Given entries Start Marker

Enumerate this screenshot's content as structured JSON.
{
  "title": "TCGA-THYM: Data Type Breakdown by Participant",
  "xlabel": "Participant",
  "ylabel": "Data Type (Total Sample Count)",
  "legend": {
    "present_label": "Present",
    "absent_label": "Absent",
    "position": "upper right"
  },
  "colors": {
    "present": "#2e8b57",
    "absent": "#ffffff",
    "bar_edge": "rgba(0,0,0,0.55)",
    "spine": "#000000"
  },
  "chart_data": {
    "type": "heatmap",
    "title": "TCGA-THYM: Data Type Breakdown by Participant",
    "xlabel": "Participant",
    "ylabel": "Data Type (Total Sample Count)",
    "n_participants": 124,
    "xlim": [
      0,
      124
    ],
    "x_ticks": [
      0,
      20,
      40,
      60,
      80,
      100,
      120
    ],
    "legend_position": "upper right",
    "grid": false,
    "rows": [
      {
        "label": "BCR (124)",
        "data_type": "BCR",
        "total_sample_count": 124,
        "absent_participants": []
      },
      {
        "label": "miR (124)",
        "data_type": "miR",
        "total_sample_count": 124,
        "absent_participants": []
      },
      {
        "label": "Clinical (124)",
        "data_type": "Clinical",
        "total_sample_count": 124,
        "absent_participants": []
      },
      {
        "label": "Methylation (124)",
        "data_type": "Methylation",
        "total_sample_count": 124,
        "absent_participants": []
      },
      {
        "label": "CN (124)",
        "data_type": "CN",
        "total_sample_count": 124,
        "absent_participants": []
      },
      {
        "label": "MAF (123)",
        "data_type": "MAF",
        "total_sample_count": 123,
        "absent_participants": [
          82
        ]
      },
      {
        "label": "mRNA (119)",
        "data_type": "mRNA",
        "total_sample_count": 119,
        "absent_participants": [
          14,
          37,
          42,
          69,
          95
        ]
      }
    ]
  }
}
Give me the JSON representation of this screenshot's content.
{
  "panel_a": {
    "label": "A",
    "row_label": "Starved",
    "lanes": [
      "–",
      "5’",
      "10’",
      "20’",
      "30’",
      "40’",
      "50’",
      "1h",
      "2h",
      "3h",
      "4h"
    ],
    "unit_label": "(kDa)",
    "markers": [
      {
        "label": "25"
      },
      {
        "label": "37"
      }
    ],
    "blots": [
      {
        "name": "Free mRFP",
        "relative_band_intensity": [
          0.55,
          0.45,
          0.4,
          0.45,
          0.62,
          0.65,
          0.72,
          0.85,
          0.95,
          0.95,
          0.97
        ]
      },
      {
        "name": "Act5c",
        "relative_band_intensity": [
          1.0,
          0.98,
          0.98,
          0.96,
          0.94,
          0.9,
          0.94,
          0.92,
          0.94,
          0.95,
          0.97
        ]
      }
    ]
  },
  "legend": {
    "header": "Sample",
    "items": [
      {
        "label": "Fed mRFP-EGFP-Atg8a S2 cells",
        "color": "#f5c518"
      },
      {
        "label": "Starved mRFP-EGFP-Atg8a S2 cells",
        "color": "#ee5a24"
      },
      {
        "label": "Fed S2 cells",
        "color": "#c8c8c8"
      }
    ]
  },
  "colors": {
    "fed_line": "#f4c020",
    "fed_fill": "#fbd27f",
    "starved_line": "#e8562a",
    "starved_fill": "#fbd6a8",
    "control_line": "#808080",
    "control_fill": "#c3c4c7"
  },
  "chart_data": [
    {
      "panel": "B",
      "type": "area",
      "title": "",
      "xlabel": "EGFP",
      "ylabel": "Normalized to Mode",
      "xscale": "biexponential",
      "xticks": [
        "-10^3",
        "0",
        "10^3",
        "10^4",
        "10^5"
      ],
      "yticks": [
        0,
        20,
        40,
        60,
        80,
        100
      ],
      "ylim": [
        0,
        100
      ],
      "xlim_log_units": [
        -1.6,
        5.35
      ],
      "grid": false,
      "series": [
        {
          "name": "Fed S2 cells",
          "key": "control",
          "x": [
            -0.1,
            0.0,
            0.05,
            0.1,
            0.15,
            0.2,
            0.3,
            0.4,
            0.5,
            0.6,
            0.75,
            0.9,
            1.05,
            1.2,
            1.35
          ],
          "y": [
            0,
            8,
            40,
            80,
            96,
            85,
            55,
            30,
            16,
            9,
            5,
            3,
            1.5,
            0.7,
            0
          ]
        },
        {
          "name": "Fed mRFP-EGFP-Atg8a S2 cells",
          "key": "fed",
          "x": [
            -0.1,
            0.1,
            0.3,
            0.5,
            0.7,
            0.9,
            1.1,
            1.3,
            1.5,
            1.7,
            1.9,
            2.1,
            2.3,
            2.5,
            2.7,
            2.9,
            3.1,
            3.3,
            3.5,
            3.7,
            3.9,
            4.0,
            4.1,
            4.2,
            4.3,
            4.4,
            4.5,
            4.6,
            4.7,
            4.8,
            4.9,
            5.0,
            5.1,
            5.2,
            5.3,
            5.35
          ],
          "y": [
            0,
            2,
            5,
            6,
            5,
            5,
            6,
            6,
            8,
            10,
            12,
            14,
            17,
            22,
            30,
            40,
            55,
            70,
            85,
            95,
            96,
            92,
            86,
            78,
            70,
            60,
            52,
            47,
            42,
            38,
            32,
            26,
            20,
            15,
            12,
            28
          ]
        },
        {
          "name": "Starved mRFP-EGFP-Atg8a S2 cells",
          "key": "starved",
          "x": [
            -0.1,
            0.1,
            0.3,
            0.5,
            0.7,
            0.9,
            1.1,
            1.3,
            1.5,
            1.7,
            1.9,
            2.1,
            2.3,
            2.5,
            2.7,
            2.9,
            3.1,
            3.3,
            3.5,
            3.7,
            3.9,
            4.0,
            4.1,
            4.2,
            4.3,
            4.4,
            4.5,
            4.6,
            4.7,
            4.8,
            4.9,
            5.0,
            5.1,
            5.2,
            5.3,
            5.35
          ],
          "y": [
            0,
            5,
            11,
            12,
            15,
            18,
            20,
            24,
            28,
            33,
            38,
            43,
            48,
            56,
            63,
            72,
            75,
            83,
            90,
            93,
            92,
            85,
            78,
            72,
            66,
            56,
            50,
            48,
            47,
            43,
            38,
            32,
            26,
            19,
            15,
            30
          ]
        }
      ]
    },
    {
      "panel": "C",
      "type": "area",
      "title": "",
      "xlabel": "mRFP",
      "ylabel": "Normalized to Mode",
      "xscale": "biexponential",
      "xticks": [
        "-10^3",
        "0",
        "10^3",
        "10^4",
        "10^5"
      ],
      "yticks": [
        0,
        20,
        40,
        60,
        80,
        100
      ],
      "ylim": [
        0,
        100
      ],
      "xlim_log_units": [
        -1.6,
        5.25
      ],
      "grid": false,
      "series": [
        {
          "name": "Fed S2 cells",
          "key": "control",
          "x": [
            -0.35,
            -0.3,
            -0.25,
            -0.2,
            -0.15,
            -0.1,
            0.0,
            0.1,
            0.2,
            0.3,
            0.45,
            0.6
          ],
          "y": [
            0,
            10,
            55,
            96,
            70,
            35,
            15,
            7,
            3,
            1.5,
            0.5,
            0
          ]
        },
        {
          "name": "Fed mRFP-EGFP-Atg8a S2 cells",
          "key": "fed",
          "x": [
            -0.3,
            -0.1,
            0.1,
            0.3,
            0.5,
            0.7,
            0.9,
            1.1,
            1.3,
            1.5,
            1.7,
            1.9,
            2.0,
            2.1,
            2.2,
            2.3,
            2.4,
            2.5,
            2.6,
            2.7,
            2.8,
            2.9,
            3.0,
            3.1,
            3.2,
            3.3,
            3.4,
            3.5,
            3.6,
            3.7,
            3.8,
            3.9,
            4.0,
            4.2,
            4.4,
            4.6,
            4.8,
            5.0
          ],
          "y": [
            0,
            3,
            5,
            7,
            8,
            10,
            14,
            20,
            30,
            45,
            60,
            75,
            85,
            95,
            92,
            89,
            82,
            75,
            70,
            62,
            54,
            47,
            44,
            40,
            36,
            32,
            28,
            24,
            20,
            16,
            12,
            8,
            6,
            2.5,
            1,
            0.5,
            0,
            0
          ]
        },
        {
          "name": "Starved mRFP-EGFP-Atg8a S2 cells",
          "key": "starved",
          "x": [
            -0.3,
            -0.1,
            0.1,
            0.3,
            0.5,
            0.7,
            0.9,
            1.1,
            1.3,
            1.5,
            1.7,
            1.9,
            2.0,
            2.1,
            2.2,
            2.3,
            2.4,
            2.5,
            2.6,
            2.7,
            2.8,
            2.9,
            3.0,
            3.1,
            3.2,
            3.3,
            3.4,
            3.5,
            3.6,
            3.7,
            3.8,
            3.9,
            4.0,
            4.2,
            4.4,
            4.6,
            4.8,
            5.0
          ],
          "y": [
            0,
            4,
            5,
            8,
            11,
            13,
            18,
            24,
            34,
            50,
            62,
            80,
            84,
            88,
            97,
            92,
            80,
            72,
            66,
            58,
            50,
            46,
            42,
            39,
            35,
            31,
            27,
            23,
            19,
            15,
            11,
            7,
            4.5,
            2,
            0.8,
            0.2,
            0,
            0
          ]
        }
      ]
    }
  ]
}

Given entries End Marker

**Problem details**
Where does the word "mRFP" appear in the records? Copy every line that holds it.

**Your response**
        "name": "Free mRFP",
        "label": "Fed mRFP-EGFP-Atg8a S2 cells",
        "label": "Starved mRFP-EGFP-Atg8a S2 cells",
          "name": "Fed mRFP-EGFP-Atg8a S2 cells",
          "name": "Starved mRFP-EGFP-Atg8a S2 cells",
      "xlabel": "mRFP",
          "name": "Fed mRFP-EGFP-Atg8a S2 cells",
          "name": "Starved mRFP-EGFP-Atg8a S2 cells",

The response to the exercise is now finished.